The entries below are to be written out again without alteration.

Records shown:
━━━━━━━━

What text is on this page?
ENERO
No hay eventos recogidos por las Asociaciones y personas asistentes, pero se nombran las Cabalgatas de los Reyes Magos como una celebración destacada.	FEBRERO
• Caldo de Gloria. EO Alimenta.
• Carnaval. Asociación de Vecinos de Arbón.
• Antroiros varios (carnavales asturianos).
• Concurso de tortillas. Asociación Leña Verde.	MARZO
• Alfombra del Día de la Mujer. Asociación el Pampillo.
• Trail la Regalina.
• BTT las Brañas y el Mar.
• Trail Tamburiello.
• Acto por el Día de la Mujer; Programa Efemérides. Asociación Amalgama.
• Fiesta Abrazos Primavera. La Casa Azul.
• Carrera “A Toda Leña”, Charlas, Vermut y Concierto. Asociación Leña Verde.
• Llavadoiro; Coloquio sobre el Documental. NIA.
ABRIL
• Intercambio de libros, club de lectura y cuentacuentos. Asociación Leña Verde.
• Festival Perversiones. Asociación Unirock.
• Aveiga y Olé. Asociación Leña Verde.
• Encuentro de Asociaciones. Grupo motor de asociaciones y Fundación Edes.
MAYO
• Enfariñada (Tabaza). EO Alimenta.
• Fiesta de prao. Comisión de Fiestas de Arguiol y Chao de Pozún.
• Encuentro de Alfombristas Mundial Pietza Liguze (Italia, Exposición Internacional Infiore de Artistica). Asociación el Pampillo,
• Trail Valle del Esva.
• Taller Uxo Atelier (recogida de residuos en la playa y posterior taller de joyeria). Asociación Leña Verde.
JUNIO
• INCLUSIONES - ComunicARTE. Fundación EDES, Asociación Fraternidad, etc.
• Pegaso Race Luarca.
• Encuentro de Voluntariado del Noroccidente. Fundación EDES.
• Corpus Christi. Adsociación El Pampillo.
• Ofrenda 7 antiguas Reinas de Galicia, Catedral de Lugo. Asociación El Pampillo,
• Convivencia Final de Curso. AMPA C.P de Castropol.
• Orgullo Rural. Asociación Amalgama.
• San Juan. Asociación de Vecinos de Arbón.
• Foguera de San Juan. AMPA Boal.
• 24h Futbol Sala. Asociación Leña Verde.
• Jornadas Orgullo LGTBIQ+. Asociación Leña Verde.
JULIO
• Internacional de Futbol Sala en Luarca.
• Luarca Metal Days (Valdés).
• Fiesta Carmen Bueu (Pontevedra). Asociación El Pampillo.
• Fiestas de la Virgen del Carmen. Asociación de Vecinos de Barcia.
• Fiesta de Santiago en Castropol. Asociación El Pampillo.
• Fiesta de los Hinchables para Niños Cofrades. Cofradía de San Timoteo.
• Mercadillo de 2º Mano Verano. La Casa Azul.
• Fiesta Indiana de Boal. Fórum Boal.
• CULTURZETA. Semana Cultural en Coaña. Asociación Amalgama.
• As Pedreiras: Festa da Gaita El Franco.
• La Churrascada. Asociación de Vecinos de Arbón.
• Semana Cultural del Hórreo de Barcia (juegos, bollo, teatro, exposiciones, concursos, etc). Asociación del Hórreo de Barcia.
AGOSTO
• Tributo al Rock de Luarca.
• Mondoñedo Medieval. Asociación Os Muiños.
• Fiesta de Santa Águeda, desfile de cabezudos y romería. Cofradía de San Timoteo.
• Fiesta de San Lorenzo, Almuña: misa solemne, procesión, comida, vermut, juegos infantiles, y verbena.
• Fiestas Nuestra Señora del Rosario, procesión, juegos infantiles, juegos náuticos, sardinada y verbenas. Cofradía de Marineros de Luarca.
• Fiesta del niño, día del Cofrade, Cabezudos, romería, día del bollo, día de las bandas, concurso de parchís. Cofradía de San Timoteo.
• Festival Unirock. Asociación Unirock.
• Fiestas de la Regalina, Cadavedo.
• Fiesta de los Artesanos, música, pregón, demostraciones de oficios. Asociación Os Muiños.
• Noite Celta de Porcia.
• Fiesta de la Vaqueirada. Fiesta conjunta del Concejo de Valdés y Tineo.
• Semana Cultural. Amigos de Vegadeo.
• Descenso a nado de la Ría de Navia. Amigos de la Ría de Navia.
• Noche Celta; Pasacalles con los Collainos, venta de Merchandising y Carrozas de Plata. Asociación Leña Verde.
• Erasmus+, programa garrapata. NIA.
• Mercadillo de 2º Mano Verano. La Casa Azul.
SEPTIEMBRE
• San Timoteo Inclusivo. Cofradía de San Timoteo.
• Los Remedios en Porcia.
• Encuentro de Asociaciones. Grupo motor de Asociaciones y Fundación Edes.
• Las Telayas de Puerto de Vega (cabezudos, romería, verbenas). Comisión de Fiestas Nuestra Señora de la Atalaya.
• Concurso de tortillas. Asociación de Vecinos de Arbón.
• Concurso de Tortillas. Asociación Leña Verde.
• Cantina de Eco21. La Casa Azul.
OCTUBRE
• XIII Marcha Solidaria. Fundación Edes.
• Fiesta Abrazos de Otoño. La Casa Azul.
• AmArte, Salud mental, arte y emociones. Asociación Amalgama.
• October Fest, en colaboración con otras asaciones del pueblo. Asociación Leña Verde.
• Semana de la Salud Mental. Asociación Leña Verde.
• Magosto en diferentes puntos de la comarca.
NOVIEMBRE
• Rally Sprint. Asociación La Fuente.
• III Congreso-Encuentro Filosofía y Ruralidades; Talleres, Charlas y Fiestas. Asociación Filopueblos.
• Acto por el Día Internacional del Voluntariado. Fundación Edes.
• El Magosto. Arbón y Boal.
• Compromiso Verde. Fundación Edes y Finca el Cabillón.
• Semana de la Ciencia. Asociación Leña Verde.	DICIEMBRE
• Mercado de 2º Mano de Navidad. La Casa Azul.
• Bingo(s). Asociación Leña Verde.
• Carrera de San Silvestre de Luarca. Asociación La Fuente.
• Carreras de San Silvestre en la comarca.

━━━━━━━━

Solution to this task:
What text is on this page?
ENERO
No hay eventos recogidos por las Asociaciones y personas asistentes, pero se nombran las Cabalgatas de los Reyes Magos como una celebración destacada.	FEBRERO
• Caldo de Gloria. EO Alimenta.
• Carnaval. Asociación de Vecinos de Arbón.
• Antroiros varios (carnavales asturianos).
• Concurso de tortillas. Asociación Leña Verde.	MARZO
• Alfombra del Día de la Mujer. Asociación el Pampillo.
• Trail la Regalina.
• BTT las Brañas y el Mar.
• Trail Tamburiello.
• Acto por el Día de la Mujer; Programa Efemérides. Asociación Amalgama.
• Fiesta Abrazos Primavera. La Casa Azul.
• Carrera “A Toda Leña”, Charlas, Vermut y Concierto. Asociación Leña Verde.
• Llavadoiro; Coloquio sobre el Documental. NIA.
ABRIL
• Intercambio de libros, club de lectura y cuentacuentos. Asociación Leña Verde.
• Festival Perversiones. Asociación Unirock.
• Aveiga y Olé. Asociación Leña Verde.
• Encuentro de Asociaciones. Grupo motor de asociaciones y Fundación Edes.
MAYO
• Enfariñada (Tabaza). EO Alimenta.
• Fiesta de prao. Comisión de Fiestas de Arguiol y Chao de Pozún.
• Encuentro de Alfombristas Mundial Pietza Liguze (Italia, Exposición Internacional Infiore de Artistica). Asociación el Pampillo,
• Trail Valle del Esva.
• Taller Uxo Atelier (recogida de residuos en la playa y posterior taller de joyeria). Asociación Leña Verde.
JUNIO
• INCLUSIONES - ComunicARTE. Fundación EDES, Asociación Fraternidad, etc.
• Pegaso Race Luarca.
• Encuentro de Voluntariado del Noroccidente. Fundación EDES.
• Corpus Christi. Adsociación El Pampillo.
• Ofrenda 7 antiguas Reinas de Galicia, Catedral de Lugo. Asociación El Pampillo,
• Convivencia Final de Curso. AMPA C.P de Castropol.
• Orgullo Rural. Asociación Amalgama.
• San Juan. Asociación de Vecinos de Arbón.
• Foguera de San Juan. AMPA Boal.
• 24h Futbol Sala. Asociación Leña Verde.
• Jornadas Orgullo LGTBIQ+. Asociación Leña Verde.
JULIO
• Internacional de Futbol Sala en Luarca.
• Luarca Metal Days (Valdés).
• Fiesta Carmen Bueu (Pontevedra). Asociación El Pampillo.
• Fiestas de la Virgen del Carmen. Asociación de Vecinos de Barcia.
• Fiesta de Santiago en Castropol. Asociación El Pampillo.
• Fiesta de los Hinchables para Niños Cofrades. Cofradía de San Timoteo.
• Mercadillo de 2º Mano Verano. La Casa Azul.
• Fiesta Indiana de Boal. Fórum Boal.
• CULTURZETA. Semana Cultural en Coaña. Asociación Amalgama.
• As Pedreiras: Festa da Gaita El Franco.
• La Churrascada. Asociación de Vecinos de Arbón.
• Semana Cultural del Hórreo de Barcia (juegos, bollo, teatro, exposiciones, concursos, etc). Asociación del Hórreo de Barcia.
AGOSTO
• Tributo al Rock de Luarca.
• Mondoñedo Medieval. Asociación Os Muiños.
• Fiesta de Santa Águeda, desfile de cabezudos y romería. Cofradía de San Timoteo.
• Fiesta de San Lorenzo, Almuña: misa solemne, procesión, comida, vermut, juegos infantiles, y verbena.
• Fiestas Nuestra Señora del Rosario, procesión, juegos infantiles, juegos náuticos, sardinada y verbenas. Cofradía de Marineros de Luarca.
• Fiesta del niño, día del Cofrade, Cabezudos, romería, día del bollo, día de las bandas, concurso de parchís. Cofradía de San Timoteo.
• Festival Unirock. Asociación Unirock.
• Fiestas de la Regalina, Cadavedo.
• Fiesta de los Artesanos, música, pregón, demostraciones de oficios. Asociación Os Muiños.
• Noite Celta de Porcia.
• Fiesta de la Vaqueirada. Fiesta conjunta del Concejo de Valdés y Tineo.
• Semana Cultural. Amigos de Vegadeo.
• Descenso a nado de la Ría de Navia. Amigos de la Ría de Navia.
• Noche Celta; Pasacalles con los Collainos, venta de Merchandising y Carrozas de Plata. Asociación Leña Verde.
• Erasmus+, programa garrapata. NIA.
• Mercadillo de 2º Mano Verano. La Casa Azul.
SEPTIEMBRE
• San Timoteo Inclusivo. Cofradía de San Timoteo.
• Los Remedios en Porcia.
• Encuentro de Asociaciones. Grupo motor de Asociaciones y Fundación Edes.
• Las Telayas de Puerto de Vega (cabezudos, romería, verbenas). Comisión de Fiestas Nuestra Señora de la Atalaya.
• Concurso de tortillas. Asociación de Vecinos de Arbón.
• Concurso de Tortillas. Asociación Leña Verde.
• Cantina de Eco21. La Casa Azul.
OCTUBRE
• XIII Marcha Solidaria. Fundación Edes.
• Fiesta Abrazos de Otoño. La Casa Azul.
• AmArte, Salud mental, arte y emociones. Asociación Amalgama.
• October Fest, en colaboración con otras asaciones del pueblo. Asociación Leña Verde.
• Semana de la Salud Mental. Asociación Leña Verde.
• Magosto en diferentes puntos de la comarca.
NOVIEMBRE
• Rally Sprint. Asociación La Fuente.
• III Congreso-Encuentro Filosofía y Ruralidades; Talleres, Charlas y Fiestas. Asociación Filopueblos.
• Acto por el Día Internacional del Voluntariado. Fundación Edes.
• El Magosto. Arbón y Boal.
• Compromiso Verde. Fundación Edes y Finca el Cabillón.
• Semana de la Ciencia. Asociación Leña Verde.	DICIEMBRE
• Mercado de 2º Mano de Navidad. La Casa Azul.
• Bingo(s). Asociación Leña Verde.
• Carrera de San Silvestre de Luarca. Asociación La Fuente.
• Carreras de San Silvestre en la comarca.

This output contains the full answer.